Quote the stretch of lines from the one containing "- Point: [242, 613, 264, 627]" through the one containing "- Point: [519, 757, 541, 772]", both ends included, reproducing them without any change.

— start Given records —

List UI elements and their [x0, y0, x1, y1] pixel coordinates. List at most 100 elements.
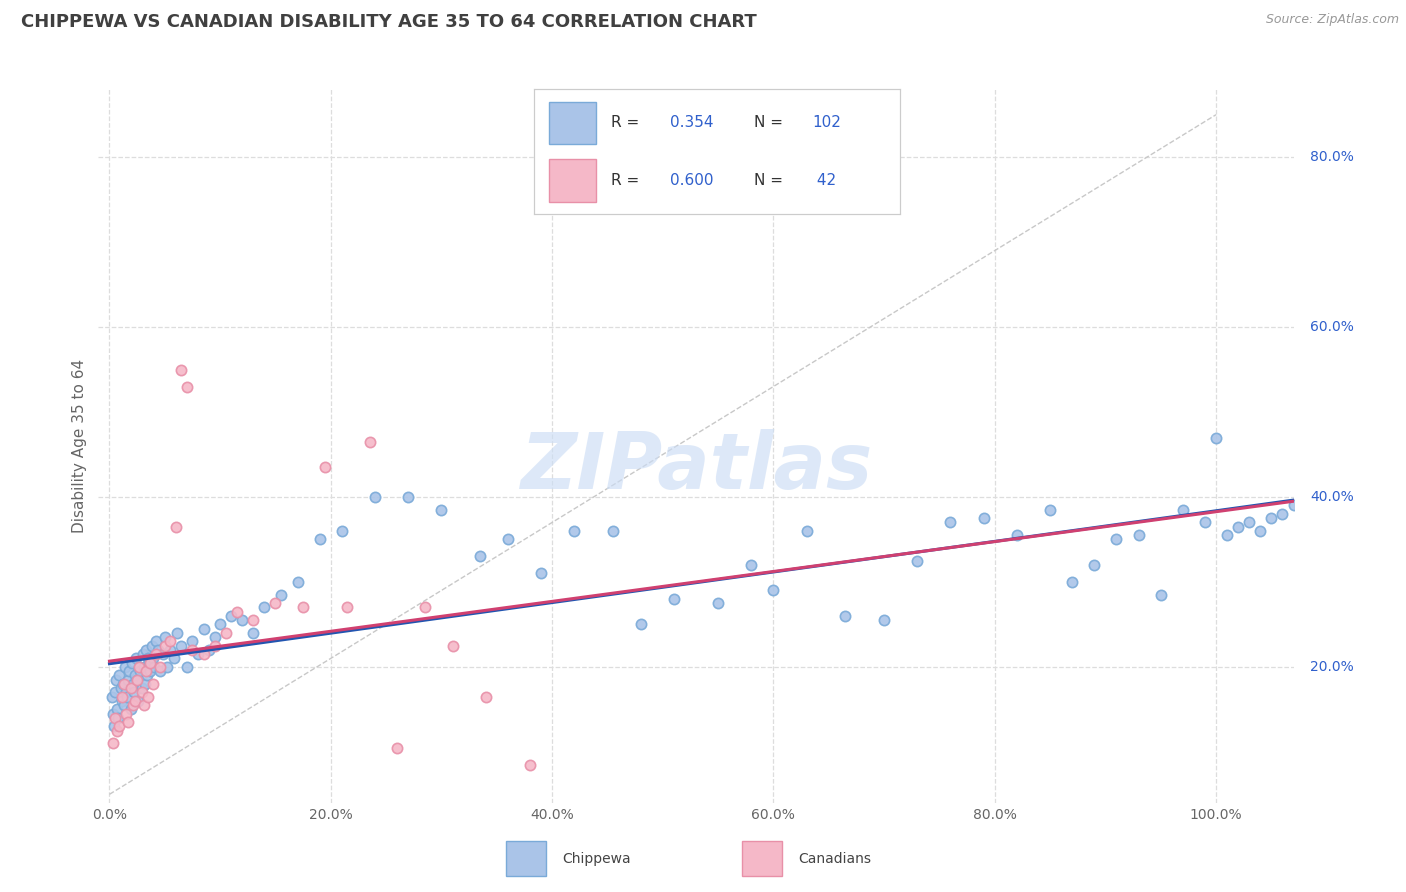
- Point: [242, 613, 264, 627]
- Point: [118, 664, 141, 678]
- Point: [120, 681, 142, 695]
- Point: [176, 379, 198, 393]
- Point: [1062, 574, 1084, 589]
- Point: [114, 660, 136, 674]
- Point: [135, 643, 157, 657]
- Point: [270, 588, 292, 602]
- Point: [1105, 533, 1128, 547]
- Point: [364, 490, 387, 504]
- Text: CHIPPEWA VS CANADIAN DISABILITY AGE 35 TO 64 CORRELATION CHART: CHIPPEWA VS CANADIAN DISABILITY AGE 35 T…: [21, 13, 756, 31]
- Point: [107, 711, 129, 725]
- Point: [193, 622, 215, 636]
- Point: [225, 605, 247, 619]
- Point: [1171, 502, 1194, 516]
- Point: [470, 549, 492, 564]
- Point: [1260, 511, 1282, 525]
- Point: [1271, 507, 1294, 521]
- Point: [103, 719, 125, 733]
- Point: [165, 519, 187, 533]
- Point: [441, 639, 464, 653]
- Point: [132, 698, 155, 712]
- Point: [145, 647, 167, 661]
- Point: [336, 600, 359, 615]
- Point: [142, 651, 165, 665]
- Point: [111, 694, 134, 708]
- Text: 80.0%: 80.0%: [1310, 150, 1354, 164]
- Point: [1194, 516, 1216, 530]
- Point: [264, 596, 287, 610]
- Point: [128, 660, 150, 674]
- Point: [1005, 528, 1028, 542]
- Point: [170, 639, 193, 653]
- Point: [131, 685, 153, 699]
- Point: [519, 757, 541, 772]
- Point: [1083, 558, 1105, 572]
- Point: [127, 673, 149, 687]
- FancyBboxPatch shape: [548, 159, 596, 202]
- Text: ZIPatlas: ZIPatlas: [520, 429, 872, 506]
- Point: [127, 694, 149, 708]
- Point: [108, 719, 131, 733]
- Point: [530, 566, 553, 581]
- Point: [905, 554, 928, 568]
- Point: [176, 660, 198, 674]
- Point: [385, 740, 409, 755]
- Point: [396, 490, 419, 504]
- Text: 0.354: 0.354: [669, 115, 713, 130]
- Point: [136, 690, 159, 704]
- Point: [939, 516, 962, 530]
- FancyBboxPatch shape: [506, 841, 546, 876]
- Text: N =: N =: [754, 115, 787, 130]
- Point: [740, 558, 762, 572]
- Point: [215, 626, 238, 640]
- Text: Canadians: Canadians: [799, 852, 872, 865]
- Point: [292, 600, 315, 615]
- Point: [1239, 516, 1261, 530]
- Point: [141, 639, 163, 653]
- Point: [127, 673, 149, 687]
- Point: [129, 664, 152, 678]
- Point: [139, 664, 162, 678]
- Point: [139, 656, 162, 670]
- Point: [413, 600, 436, 615]
- Text: 20.0%: 20.0%: [1310, 660, 1354, 673]
- Point: [204, 639, 226, 653]
- Point: [115, 706, 138, 721]
- Point: [149, 664, 172, 678]
- Point: [131, 647, 153, 661]
- Point: [105, 723, 128, 738]
- Point: [136, 651, 159, 665]
- Point: [1039, 502, 1062, 516]
- Point: [111, 677, 134, 691]
- Point: [219, 608, 242, 623]
- Point: [117, 715, 139, 730]
- Point: [602, 524, 624, 538]
- Text: 102: 102: [813, 115, 841, 130]
- Point: [156, 660, 179, 674]
- Point: [181, 634, 204, 648]
- Point: [145, 634, 167, 648]
- Point: [104, 685, 127, 699]
- Point: [122, 685, 145, 699]
- Point: [105, 702, 128, 716]
- Point: [105, 673, 128, 687]
- Point: [125, 651, 148, 665]
- Point: [110, 681, 132, 695]
- Point: [153, 630, 176, 644]
- Point: [762, 583, 785, 598]
- Point: [159, 634, 181, 648]
- Point: [973, 511, 995, 525]
- Point: [1249, 524, 1271, 538]
- Point: [834, 608, 856, 623]
- Point: [101, 736, 124, 750]
- Text: 0.600: 0.600: [669, 173, 713, 188]
- Point: [359, 434, 381, 449]
- Point: [308, 533, 330, 547]
- Point: [111, 690, 134, 704]
- Point: [1205, 430, 1227, 444]
- Text: 40.0%: 40.0%: [1310, 490, 1354, 504]
- Point: [170, 362, 193, 376]
- Point: [121, 677, 143, 691]
- Point: [873, 613, 896, 627]
- Point: [101, 706, 124, 721]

— end Given records —

Exercise result:
- Point: [242, 613, 264, 627]
- Point: [118, 664, 141, 678]
- Point: [120, 681, 142, 695]
- Point: [176, 379, 198, 393]
- Point: [1062, 574, 1084, 589]
- Point: [114, 660, 136, 674]
- Point: [135, 643, 157, 657]
- Point: [270, 588, 292, 602]
- Point: [1105, 533, 1128, 547]
- Point: [364, 490, 387, 504]
- Text: CHIPPEWA VS CANADIAN DISABILITY AGE 35 TO 64 CORRELATION CHART: CHIPPEWA VS CANADIAN DISABILITY AGE 35 T…: [21, 13, 756, 31]
- Point: [107, 711, 129, 725]
- Point: [193, 622, 215, 636]
- Point: [225, 605, 247, 619]
- Point: [1171, 502, 1194, 516]
- Point: [470, 549, 492, 564]
- Point: [1260, 511, 1282, 525]
- Point: [1271, 507, 1294, 521]
- Point: [103, 719, 125, 733]
- Point: [165, 519, 187, 533]
- Point: [441, 639, 464, 653]
- Point: [132, 698, 155, 712]
- Point: [145, 647, 167, 661]
- Point: [336, 600, 359, 615]
- Point: [142, 651, 165, 665]
- Point: [111, 694, 134, 708]
- Text: 80.0%: 80.0%: [1310, 150, 1354, 164]
- Point: [1194, 516, 1216, 530]
- Point: [264, 596, 287, 610]
- Point: [128, 660, 150, 674]
- Point: [1005, 528, 1028, 542]
- Point: [170, 639, 193, 653]
- Point: [131, 685, 153, 699]
- Point: [519, 757, 541, 772]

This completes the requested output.